Please copy out every line of the data word for word.

*** Opening of Records shown ***

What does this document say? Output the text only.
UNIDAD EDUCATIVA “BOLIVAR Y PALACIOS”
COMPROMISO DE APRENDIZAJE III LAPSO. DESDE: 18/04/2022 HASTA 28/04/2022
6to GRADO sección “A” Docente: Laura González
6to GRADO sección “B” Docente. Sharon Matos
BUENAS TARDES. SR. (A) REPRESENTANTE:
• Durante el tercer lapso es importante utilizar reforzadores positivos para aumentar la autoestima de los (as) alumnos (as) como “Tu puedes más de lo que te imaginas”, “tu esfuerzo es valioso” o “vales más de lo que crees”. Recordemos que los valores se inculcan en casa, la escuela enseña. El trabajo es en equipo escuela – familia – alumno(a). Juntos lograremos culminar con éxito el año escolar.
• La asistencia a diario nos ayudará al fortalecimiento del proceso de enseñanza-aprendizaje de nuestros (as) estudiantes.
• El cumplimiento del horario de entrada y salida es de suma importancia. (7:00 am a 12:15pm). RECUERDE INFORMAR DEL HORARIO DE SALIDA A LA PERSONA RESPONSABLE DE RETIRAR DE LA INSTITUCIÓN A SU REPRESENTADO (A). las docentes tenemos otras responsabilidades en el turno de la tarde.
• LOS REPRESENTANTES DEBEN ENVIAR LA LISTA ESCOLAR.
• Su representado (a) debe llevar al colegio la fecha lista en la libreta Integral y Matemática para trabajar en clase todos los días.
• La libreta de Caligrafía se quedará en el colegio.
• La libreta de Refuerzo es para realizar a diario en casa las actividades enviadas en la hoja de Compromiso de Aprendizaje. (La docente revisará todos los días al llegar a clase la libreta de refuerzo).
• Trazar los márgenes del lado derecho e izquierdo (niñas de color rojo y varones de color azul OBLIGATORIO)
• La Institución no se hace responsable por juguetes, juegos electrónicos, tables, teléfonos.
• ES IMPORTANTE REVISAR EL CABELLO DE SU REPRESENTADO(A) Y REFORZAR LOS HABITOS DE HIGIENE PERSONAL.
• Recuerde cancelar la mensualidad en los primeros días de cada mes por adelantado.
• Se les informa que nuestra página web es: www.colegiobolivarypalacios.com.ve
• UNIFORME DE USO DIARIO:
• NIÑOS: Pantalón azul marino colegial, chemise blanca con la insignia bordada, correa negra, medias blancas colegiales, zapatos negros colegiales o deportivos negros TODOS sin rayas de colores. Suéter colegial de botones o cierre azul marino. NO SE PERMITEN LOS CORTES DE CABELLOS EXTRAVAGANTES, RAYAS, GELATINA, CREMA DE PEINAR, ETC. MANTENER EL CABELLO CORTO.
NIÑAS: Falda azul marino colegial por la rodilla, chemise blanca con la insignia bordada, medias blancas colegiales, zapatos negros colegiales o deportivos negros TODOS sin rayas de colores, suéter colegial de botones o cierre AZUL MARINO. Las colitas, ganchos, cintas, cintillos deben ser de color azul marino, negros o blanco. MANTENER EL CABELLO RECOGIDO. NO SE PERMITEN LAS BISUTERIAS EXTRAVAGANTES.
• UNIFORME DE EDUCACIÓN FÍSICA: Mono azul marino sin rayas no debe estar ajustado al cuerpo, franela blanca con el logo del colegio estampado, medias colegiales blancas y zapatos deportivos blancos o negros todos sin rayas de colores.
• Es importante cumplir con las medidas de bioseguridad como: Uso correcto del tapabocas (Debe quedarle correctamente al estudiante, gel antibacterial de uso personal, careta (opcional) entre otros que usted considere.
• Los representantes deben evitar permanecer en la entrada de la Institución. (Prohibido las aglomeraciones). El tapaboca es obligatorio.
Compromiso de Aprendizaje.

*** Close of Records shown ***

**Finished exercise**
What does this document say? Output the text only.
UNIDAD EDUCATIVA “BOLIVAR Y PALACIOS”
COMPROMISO DE APRENDIZAJE III LAPSO. DESDE: 18/04/2022 HASTA 28/04/2022
6to GRADO sección “A” Docente: Laura González
6to GRADO sección “B” Docente. Sharon Matos
BUENAS TARDES. SR. (A) REPRESENTANTE:
• Durante el tercer lapso es importante utilizar reforzadores positivos para aumentar la autoestima de los (as) alumnos (as) como “Tu puedes más de lo que te imaginas”, “tu esfuerzo es valioso” o “vales más de lo que crees”. Recordemos que los valores se inculcan en casa, la escuela enseña. El trabajo es en equipo escuela – familia – alumno(a). Juntos lograremos culminar con éxito el año escolar.
• La asistencia a diario nos ayudará al fortalecimiento del proceso de enseñanza-aprendizaje de nuestros (as) estudiantes.
• El cumplimiento del horario de entrada y salida es de suma importancia. (7:00 am a 12:15pm). RECUERDE INFORMAR DEL HORARIO DE SALIDA A LA PERSONA RESPONSABLE DE RETIRAR DE LA INSTITUCIÓN A SU REPRESENTADO (A). las docentes tenemos otras responsabilidades en el turno de la tarde.
• LOS REPRESENTANTES DEBEN ENVIAR LA LISTA ESCOLAR.
• Su representado (a) debe llevar al colegio la fecha lista en la libreta Integral y Matemática para trabajar en clase todos los días.
• La libreta de Caligrafía se quedará en el colegio.
• La libreta de Refuerzo es para realizar a diario en casa las actividades enviadas en la hoja de Compromiso de Aprendizaje. (La docente revisará todos los días al llegar a clase la libreta de refuerzo).
• Trazar los márgenes del lado derecho e izquierdo (niñas de color rojo y varones de color azul OBLIGATORIO)
• La Institución no se hace responsable por juguetes, juegos electrónicos, tables, teléfonos.
• ES IMPORTANTE REVISAR EL CABELLO DE SU REPRESENTADO(A) Y REFORZAR LOS HABITOS DE HIGIENE PERSONAL.
• Recuerde cancelar la mensualidad en los primeros días de cada mes por adelantado.
• Se les informa que nuestra página web es: www.colegiobolivarypalacios.com.ve
• UNIFORME DE USO DIARIO:
• NIÑOS: Pantalón azul marino colegial, chemise blanca con la insignia bordada, correa negra, medias blancas colegiales, zapatos negros colegiales o deportivos negros TODOS sin rayas de colores. Suéter colegial de botones o cierre azul marino. NO SE PERMITEN LOS CORTES DE CABELLOS EXTRAVAGANTES, RAYAS, GELATINA, CREMA DE PEINAR, ETC. MANTENER EL CABELLO CORTO.
NIÑAS: Falda azul marino colegial por la rodilla, chemise blanca con la insignia bordada, medias blancas colegiales, zapatos negros colegiales o deportivos negros TODOS sin rayas de colores, suéter colegial de botones o cierre AZUL MARINO. Las colitas, ganchos, cintas, cintillos deben ser de color azul marino, negros o blanco. MANTENER EL CABELLO RECOGIDO. NO SE PERMITEN LAS BISUTERIAS EXTRAVAGANTES.
• UNIFORME DE EDUCACIÓN FÍSICA: Mono azul marino sin rayas no debe estar ajustado al cuerpo, franela blanca con el logo del colegio estampado, medias colegiales blancas y zapatos deportivos blancos o negros todos sin rayas de colores.
• Es importante cumplir con las medidas de bioseguridad como: Uso correcto del tapabocas (Debe quedarle correctamente al estudiante, gel antibacterial de uso personal, careta (opcional) entre otros que usted considere.
• Los representantes deben evitar permanecer en la entrada de la Institución. (Prohibido las aglomeraciones). El tapaboca es obligatorio.
Compromiso de Aprendizaje.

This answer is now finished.